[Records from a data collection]
[Begin]

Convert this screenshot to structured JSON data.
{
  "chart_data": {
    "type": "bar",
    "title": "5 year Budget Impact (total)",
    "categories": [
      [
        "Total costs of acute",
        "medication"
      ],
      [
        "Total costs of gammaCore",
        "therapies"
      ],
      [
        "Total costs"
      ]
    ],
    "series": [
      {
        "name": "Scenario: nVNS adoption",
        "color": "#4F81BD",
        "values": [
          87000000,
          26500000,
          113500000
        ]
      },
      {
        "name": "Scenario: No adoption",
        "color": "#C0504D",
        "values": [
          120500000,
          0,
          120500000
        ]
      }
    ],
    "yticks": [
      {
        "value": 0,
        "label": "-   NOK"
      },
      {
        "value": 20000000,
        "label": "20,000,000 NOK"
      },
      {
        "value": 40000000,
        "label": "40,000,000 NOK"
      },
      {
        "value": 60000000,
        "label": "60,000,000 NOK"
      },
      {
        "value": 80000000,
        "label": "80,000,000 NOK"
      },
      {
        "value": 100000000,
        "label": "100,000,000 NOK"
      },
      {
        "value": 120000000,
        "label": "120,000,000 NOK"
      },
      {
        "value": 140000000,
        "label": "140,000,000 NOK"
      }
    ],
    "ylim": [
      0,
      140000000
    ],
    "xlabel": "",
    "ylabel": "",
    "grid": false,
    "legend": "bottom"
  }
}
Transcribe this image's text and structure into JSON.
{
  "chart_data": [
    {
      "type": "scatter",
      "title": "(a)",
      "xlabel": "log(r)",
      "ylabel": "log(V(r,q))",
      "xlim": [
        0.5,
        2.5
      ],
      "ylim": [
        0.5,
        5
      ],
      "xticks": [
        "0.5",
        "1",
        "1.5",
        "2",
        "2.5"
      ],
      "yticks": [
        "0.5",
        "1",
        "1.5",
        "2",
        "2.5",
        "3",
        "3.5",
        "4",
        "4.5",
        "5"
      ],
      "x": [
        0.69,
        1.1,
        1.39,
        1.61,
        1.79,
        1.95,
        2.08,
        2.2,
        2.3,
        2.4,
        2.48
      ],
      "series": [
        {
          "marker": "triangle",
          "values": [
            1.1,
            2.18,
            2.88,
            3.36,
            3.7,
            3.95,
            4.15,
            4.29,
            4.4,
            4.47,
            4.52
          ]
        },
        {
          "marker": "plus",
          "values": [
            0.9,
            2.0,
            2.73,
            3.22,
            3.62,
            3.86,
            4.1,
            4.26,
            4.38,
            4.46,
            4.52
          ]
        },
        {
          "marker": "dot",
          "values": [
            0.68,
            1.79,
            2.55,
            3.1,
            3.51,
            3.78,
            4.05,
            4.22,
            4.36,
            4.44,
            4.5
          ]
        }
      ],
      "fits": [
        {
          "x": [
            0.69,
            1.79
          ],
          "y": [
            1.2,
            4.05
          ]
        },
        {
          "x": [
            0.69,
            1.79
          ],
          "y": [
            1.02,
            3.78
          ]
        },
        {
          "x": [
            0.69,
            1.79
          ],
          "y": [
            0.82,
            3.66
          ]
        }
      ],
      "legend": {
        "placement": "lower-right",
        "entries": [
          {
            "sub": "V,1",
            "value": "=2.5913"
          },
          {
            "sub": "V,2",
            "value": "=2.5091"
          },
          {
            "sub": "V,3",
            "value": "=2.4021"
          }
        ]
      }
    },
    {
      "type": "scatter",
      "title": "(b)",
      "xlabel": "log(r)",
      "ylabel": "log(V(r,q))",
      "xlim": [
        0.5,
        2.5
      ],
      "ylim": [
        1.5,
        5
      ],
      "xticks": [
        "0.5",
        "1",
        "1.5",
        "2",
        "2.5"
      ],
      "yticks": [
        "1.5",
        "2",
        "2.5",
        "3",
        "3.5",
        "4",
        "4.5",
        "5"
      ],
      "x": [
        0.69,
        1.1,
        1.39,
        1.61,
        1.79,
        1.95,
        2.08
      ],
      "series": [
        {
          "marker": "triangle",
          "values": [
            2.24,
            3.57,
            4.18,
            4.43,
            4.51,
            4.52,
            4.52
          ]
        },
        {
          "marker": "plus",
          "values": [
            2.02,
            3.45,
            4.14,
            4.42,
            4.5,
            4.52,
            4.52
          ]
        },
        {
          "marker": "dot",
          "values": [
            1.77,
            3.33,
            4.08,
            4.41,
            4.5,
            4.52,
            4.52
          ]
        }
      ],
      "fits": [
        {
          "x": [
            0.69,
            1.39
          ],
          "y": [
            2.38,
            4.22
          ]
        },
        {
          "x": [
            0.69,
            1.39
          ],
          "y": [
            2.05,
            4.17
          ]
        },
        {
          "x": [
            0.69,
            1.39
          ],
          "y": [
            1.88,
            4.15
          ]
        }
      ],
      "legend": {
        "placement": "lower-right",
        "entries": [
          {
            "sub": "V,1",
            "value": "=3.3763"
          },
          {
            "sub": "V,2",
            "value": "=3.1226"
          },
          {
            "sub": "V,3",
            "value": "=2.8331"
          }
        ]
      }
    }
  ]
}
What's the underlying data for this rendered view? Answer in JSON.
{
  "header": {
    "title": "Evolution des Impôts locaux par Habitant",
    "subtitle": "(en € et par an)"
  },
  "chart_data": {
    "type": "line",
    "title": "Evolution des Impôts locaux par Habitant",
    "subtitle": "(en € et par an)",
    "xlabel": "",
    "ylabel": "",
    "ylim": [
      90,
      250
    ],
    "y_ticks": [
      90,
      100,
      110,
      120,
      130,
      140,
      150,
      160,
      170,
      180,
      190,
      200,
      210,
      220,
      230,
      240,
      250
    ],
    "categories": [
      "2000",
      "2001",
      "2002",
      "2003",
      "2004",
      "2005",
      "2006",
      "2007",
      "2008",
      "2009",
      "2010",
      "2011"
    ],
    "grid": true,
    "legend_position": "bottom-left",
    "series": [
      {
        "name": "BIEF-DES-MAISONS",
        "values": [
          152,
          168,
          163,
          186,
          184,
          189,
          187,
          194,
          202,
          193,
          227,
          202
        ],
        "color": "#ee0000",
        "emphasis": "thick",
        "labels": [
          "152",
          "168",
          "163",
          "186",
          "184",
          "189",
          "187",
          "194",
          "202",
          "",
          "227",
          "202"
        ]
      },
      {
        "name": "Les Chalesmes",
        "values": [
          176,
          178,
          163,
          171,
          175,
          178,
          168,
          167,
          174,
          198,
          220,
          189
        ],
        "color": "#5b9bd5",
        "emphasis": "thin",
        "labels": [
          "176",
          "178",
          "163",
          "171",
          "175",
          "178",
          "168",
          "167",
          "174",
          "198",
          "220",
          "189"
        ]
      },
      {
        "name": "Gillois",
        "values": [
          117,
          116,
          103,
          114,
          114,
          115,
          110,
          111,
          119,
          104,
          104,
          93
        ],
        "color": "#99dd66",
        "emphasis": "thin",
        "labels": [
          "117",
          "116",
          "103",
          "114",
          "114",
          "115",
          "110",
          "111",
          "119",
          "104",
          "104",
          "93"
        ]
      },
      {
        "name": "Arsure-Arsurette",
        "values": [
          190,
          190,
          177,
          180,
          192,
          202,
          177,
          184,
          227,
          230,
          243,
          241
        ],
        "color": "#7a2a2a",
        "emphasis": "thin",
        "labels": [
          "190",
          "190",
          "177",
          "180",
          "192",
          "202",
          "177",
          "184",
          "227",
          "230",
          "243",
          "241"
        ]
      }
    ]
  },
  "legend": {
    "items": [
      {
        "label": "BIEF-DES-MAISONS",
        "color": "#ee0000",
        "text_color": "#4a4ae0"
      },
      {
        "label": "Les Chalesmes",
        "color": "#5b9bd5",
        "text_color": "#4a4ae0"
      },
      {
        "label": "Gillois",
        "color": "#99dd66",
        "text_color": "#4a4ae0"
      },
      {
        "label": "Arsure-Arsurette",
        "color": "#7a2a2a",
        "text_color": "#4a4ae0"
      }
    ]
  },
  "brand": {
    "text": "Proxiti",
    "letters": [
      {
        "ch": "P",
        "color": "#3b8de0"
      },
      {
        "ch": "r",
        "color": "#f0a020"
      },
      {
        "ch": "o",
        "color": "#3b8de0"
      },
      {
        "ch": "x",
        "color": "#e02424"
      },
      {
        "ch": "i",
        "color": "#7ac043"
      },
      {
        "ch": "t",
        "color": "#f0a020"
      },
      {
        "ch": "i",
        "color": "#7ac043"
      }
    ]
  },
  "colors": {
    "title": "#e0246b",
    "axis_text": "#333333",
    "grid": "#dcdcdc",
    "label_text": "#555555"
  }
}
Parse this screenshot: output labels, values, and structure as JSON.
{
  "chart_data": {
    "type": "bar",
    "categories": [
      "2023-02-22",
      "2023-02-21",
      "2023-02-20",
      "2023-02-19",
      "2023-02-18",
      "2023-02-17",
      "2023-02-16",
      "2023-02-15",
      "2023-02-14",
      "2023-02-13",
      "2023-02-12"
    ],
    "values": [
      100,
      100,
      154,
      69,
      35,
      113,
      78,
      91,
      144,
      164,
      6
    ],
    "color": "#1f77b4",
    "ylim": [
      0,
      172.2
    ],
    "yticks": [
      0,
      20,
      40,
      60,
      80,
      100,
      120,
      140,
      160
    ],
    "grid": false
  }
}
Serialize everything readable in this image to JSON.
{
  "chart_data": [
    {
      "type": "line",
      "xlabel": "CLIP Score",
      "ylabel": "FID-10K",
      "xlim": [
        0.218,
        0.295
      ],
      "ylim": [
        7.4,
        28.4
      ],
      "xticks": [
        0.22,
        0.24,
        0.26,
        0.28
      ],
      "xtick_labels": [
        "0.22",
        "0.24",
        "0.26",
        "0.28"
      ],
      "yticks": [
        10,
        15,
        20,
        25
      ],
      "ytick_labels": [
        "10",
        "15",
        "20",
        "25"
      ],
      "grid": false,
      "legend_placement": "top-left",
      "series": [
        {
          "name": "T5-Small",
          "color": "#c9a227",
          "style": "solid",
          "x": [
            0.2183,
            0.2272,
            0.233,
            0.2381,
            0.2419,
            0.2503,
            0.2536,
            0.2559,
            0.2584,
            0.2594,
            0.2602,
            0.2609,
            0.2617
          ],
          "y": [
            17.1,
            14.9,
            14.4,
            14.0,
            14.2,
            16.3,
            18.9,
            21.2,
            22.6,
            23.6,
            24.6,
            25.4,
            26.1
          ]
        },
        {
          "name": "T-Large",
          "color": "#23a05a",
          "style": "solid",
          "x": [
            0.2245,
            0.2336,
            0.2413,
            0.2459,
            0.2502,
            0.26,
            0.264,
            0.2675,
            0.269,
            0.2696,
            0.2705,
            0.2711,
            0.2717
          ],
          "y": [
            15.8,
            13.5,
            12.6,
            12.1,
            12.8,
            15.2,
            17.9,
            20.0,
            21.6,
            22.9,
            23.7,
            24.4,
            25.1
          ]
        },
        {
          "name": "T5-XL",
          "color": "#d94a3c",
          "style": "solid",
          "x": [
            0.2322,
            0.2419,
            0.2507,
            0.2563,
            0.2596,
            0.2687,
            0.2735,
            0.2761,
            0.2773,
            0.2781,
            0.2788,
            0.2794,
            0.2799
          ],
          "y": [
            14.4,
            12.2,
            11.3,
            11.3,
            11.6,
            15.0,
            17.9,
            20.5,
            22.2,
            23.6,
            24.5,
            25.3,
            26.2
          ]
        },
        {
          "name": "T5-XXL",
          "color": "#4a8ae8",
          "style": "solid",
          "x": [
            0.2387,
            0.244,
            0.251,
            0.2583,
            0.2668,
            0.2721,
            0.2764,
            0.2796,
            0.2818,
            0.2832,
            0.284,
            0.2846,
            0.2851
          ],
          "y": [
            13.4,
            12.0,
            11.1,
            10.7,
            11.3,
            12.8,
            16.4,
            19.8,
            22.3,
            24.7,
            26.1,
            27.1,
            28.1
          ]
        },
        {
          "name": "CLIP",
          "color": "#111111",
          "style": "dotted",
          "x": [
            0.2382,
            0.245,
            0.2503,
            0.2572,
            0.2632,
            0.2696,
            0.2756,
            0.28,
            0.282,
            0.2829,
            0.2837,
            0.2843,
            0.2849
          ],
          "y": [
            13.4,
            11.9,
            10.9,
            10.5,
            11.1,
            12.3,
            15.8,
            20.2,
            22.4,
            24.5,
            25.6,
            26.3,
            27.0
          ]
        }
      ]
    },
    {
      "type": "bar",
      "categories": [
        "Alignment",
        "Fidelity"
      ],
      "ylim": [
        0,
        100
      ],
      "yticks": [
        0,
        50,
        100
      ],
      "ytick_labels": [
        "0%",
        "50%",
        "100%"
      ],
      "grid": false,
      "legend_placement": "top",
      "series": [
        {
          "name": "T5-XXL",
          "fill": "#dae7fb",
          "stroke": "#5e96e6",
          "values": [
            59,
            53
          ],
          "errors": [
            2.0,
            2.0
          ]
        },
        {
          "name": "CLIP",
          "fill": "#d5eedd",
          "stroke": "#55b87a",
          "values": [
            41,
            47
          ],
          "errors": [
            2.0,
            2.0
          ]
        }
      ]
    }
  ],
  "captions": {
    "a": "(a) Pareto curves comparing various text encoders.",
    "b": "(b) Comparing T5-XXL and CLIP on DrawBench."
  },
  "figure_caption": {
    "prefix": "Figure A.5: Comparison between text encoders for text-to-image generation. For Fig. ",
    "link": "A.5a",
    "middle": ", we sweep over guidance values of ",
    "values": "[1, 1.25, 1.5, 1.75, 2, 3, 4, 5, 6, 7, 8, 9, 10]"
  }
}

[End]

* [Short task]: Which lines contain "JSON"? Copy each of them.

* [The solution]:
Convert this screenshot to structured JSON data.
Transcribe this image's text and structure into JSON.
What's the underlying data for this rendered view? Answer in JSON.
Parse this screenshot: output labels, values, and structure as JSON.
Serialize everything readable in this image to JSON.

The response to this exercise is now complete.